Exercise tasks —
A – Render the sentence "This was a surprising result for the experiment." from the passage on the alleged Libertines hoax into French.
B – Reproduce the portion of the passage on the alleged Libertines hoax between "In spite of" and "been beyond salvation.", inclusive, swapping "grand project" for "grand scheme".
C – Carry the passage on the alleged Libertines hoax forward with the next part, following on from its final sentence.

Quoted passage —
################
Within weeks, The Libertines had gone overground, and wombling free. The e-mail alleges that Drummond and Cauty moved to their second theory:
"We feel that our
culture has become an enormous soap opera. We don’t care what a person
thinks, or creates, or contributes. We just care about what they do in
their normal lives. Especially when it’s something they shouldn’t be
doing."
To demonstrate this marvellous notion, it’s claimed that the fab two orchestrated a number
of scandals. The first was the notorious robbery staged in the house of
Carl ‘P45’ Barat. When the house-usery took place, McDermott (aka
Doherty) was virtually an unknown outside of the wank-mag, NME but
afterwards? Front page of every major national tabloid. A twist in the tale was yet to unfurl. That was the affair with the
most famous Mantis in the world Kate Moss.
"That was not something that
we planned or had any involvement. Whether she knew about the hoax is
something we are not party to. We have never had any contact with Miss
Moss."
This was a surprising result for the experiment. Smack, cracks and
crime had made McDermott a media hot spud, the relationship with one of
fashion’s most famous women slung the hopeless cunt into the world of
A-List celebritard.
In spite of this boon, the project started turning into a major setback
for Drummond and Cauty. The email claims they were preparing to enter the ‘final
phase’ of the scheme, ‘Doherty’ decided that he wanted to part company
with them and threatened legal actions if any details were leaked:
"We were upset at the apparent failure of our grand project, and also
at the monster we had created in Pete Doherty. Our third theorem – that
‘If enough people say that a piece of bullshit is a bar of gold, we’ll
believe it’s a bar of gold’ – seemed to have been beyond salvation.
################
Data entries
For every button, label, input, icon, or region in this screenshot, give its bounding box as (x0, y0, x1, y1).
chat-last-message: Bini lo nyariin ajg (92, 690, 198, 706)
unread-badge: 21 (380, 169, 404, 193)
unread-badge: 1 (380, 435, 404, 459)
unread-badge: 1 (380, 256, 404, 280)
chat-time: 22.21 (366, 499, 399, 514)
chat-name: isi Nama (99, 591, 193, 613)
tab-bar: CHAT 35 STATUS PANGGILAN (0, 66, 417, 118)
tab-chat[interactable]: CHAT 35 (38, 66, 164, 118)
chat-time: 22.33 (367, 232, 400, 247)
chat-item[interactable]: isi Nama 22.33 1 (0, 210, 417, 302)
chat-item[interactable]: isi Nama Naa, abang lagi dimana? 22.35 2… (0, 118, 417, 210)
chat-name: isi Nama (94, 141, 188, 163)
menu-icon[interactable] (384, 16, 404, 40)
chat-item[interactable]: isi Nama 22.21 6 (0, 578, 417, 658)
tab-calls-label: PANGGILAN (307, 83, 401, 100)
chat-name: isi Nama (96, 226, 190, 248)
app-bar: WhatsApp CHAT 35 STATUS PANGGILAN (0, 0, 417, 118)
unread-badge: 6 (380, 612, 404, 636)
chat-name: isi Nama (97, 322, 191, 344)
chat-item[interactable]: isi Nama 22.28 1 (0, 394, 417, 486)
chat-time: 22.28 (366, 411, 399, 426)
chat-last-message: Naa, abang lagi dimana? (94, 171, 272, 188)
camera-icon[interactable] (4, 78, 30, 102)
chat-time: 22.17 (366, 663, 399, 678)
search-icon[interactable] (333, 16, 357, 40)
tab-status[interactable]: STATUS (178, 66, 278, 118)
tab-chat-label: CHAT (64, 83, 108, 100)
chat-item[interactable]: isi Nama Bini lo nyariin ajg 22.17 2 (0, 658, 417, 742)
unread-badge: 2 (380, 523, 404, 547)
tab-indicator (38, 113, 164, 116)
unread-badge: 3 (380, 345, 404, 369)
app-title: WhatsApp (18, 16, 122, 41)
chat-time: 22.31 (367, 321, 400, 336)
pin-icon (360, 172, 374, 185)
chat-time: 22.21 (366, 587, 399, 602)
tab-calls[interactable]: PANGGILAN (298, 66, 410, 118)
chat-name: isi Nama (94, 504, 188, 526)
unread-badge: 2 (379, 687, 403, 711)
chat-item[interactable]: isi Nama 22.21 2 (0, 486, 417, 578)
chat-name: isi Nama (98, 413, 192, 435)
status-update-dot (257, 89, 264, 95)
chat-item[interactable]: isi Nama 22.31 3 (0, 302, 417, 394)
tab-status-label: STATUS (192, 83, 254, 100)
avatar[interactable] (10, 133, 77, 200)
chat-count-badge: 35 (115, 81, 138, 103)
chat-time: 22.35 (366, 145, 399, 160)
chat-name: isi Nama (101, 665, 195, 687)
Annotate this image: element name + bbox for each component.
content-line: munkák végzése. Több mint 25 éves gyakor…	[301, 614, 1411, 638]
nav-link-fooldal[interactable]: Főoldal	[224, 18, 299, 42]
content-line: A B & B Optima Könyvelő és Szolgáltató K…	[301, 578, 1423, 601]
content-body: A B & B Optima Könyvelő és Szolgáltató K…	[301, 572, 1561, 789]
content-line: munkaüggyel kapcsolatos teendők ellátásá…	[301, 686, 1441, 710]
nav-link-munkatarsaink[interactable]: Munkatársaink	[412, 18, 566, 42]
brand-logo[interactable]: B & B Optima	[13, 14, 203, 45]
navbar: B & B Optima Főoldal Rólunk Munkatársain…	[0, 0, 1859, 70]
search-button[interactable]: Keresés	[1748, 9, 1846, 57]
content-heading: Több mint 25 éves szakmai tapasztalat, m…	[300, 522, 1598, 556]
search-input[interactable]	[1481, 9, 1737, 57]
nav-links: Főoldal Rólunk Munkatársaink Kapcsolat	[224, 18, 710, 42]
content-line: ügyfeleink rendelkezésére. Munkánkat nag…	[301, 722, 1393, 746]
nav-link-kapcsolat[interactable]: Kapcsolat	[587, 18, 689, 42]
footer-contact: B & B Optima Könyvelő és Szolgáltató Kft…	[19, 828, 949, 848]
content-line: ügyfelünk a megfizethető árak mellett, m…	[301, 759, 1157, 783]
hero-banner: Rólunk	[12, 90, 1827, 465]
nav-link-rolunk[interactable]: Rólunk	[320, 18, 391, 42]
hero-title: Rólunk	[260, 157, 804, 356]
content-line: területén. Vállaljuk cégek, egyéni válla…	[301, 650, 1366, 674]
################
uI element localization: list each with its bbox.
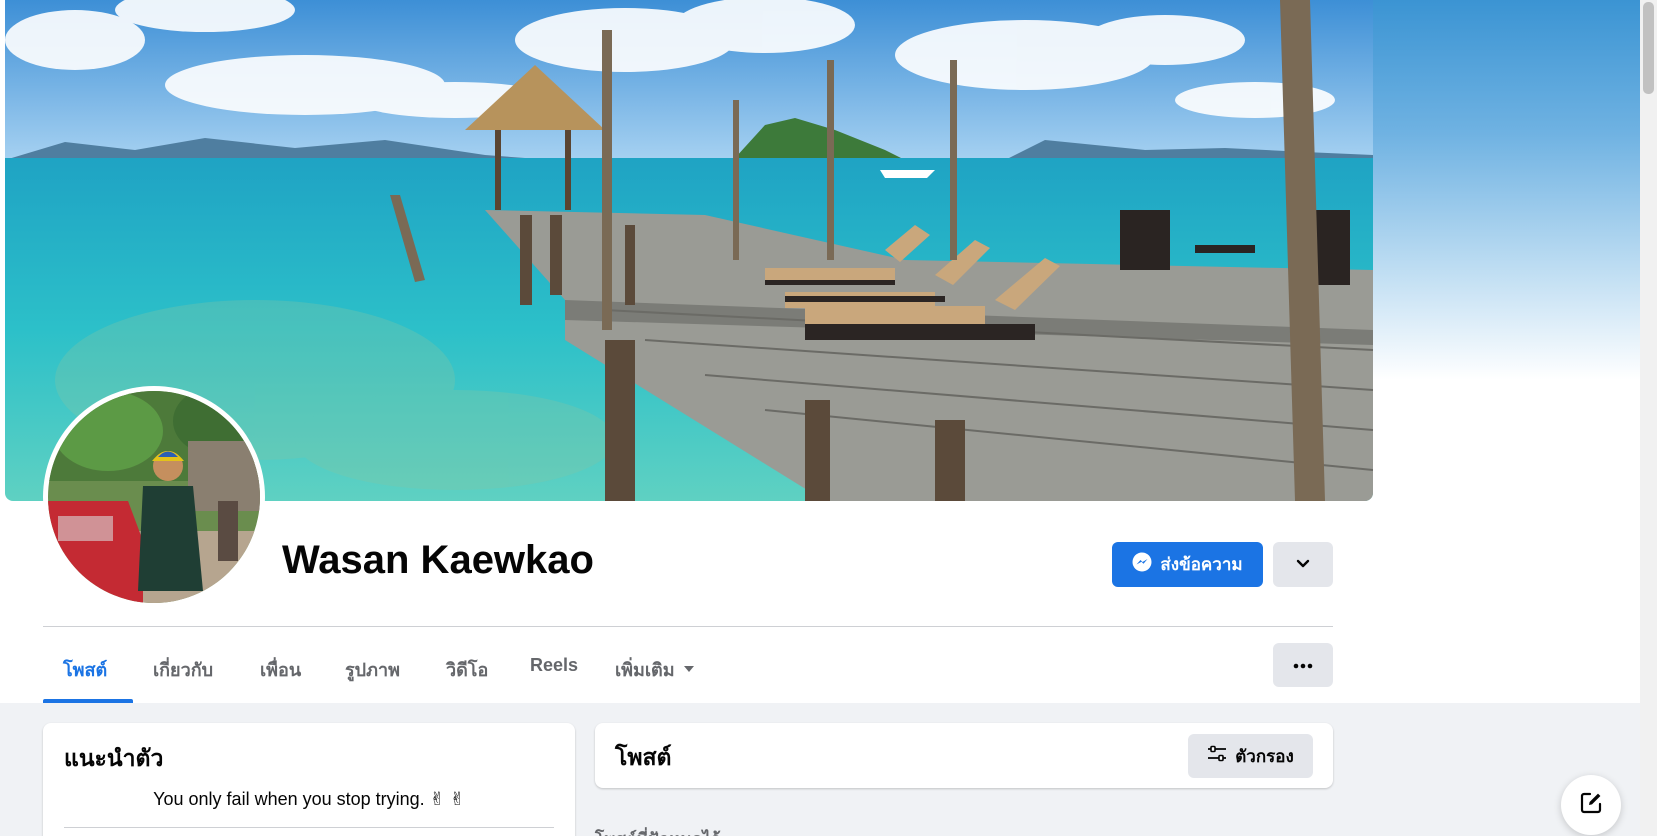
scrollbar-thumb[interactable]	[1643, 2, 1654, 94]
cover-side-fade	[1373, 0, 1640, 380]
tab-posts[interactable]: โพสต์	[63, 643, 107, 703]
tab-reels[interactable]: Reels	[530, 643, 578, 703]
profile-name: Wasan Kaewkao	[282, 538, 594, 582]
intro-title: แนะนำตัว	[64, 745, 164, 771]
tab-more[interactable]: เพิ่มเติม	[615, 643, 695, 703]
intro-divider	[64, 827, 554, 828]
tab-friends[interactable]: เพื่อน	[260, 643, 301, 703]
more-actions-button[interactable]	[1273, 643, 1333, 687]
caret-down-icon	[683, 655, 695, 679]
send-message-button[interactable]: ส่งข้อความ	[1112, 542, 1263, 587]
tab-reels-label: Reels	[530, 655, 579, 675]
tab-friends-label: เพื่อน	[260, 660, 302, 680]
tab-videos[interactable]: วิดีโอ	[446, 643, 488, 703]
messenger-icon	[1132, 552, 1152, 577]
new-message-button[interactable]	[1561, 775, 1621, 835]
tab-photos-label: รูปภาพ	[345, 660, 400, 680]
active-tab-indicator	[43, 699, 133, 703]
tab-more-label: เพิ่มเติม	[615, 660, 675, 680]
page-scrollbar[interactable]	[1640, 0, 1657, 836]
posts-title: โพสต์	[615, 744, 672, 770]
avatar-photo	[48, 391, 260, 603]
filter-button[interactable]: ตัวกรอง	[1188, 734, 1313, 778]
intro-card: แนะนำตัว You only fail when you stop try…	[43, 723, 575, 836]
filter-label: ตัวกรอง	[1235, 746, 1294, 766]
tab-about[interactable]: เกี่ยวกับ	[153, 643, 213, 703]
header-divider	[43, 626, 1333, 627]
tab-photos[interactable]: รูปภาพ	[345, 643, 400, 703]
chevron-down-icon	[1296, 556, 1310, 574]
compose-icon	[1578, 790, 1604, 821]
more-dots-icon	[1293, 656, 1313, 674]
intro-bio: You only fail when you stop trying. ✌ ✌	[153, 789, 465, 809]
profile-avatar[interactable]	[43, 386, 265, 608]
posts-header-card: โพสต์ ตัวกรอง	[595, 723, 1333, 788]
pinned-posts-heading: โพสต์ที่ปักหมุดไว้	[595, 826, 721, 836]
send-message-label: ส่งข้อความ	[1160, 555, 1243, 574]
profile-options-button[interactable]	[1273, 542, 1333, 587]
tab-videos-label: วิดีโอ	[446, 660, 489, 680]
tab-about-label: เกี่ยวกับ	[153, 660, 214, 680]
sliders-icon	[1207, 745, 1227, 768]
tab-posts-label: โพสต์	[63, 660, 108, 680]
################
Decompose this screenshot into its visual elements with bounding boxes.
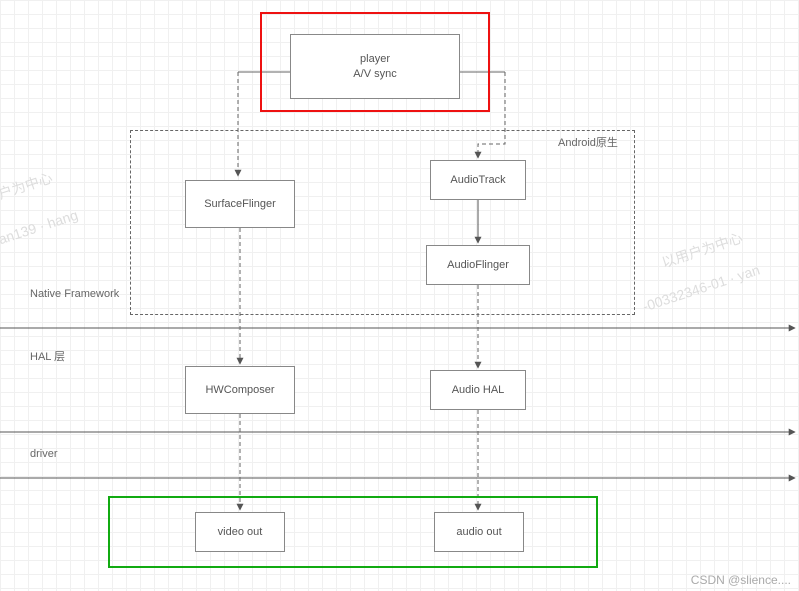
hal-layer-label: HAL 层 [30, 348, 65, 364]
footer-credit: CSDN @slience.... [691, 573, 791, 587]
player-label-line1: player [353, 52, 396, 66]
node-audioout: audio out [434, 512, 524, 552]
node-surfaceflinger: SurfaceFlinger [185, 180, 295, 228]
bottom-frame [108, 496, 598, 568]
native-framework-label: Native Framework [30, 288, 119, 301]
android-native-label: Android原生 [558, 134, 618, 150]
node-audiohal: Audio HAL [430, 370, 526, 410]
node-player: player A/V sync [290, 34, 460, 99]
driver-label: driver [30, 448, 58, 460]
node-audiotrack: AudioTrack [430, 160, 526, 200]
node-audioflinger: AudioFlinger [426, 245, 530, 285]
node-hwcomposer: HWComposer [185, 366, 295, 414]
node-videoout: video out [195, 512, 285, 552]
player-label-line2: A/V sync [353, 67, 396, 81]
################
Outputs by task —
A – Ce fut un résultat surprenant pour l'expérience.

B –
In spite of this boon, the project started turning into a major setback
for Drummond and Cauty. The email claims they were preparing to enter the ‘final
phase’ of the scheme, ‘Doherty’ decided that he wanted to part company
with them and threatened legal actions if any details were leaked:
"We were upset at the apparent failure of our grand scheme, and also
at the monster we had created in Pete Doherty. Our third theorem – that
‘If enough people say that a piece of bullshit is a bar of gold, we’ll
believe it’s a bar of gold’ – seemed to have been beyond salvation.

C –
Fortunately, at that point Pete released the first Babyshambles album."
In the time since then, the e-mails states that Drummond and Cauty have been locked in a
vicious legal battle, which was eventually settled out of court by the
discovery of a video showing McDermott/Doherty singing Peggy Sue at a
holiday camp in Devon. McDermott still denies all charges at the time
of press.
Will this bugger Doherty’s career up? Who knows. Won’t hurt to try, though.
Read more:
Pete Doherty and the KLF – Record of The Day
[story by Mof Gimmers]

RANT AHOY!…
D’you know what? I think it’s a crying tragedy that a coked up stoner with average talent can be elevated to the status effectively of a legend.
The BBC seem to cover Doherty more than world affairs, adding credibility and cult status to this guy in a rather sad attempt at looking “down” with modern culture that makes an otherwise cutting edge news station seem like an out of touch middle-aged Dad on Radio 2 saying “I like all the old stuff, you know, Buddy Holly and that, and I like The Streets.”
In modern culture, celebrity=success in the eyes of most, and therefore in the eyes of teenagers searching for identity. Fine if that extends to wearing silly outfits or copious amounts of gold jewellery. But Dohoerty has been made in to a role model, which scares the living poop out of me, because his image, manufactured or otherwise, is of someone pumping themselves with huge amounts of drugs, and then swaggering around like an indestructible anti-superhero. I don’t want to sound like an old fart, cos I’m not, but as a role model, I think he’s about as far from what we’d like to think our kids will be as is possible.
The media expose themselves for the sick twisted circus tent MCs that they are by covering anything to do with Doherty like a freak show to be peered at from an ivory tower by the middle class. Why is nobody helping this poor bloke?
And hang on a tick “cog sinister” – this walking car crash is FUNNY? Anything that makes taking drugs ‘all a laugh’ and parading a coke subject around like a god isn’t exactly Benny Hill.
And as for this new revelation that he was a hoax all along – as most people are saying it doesn’t really make a difference. Most bands start up in pretty odd ways, and this is no exception.
What I suggest is that a little like the Advertising Monsters in The Simpsons, we all turn around, ignore him, and perhaps he might bugger off and sort himself out. Poor lamb.
who are KLF??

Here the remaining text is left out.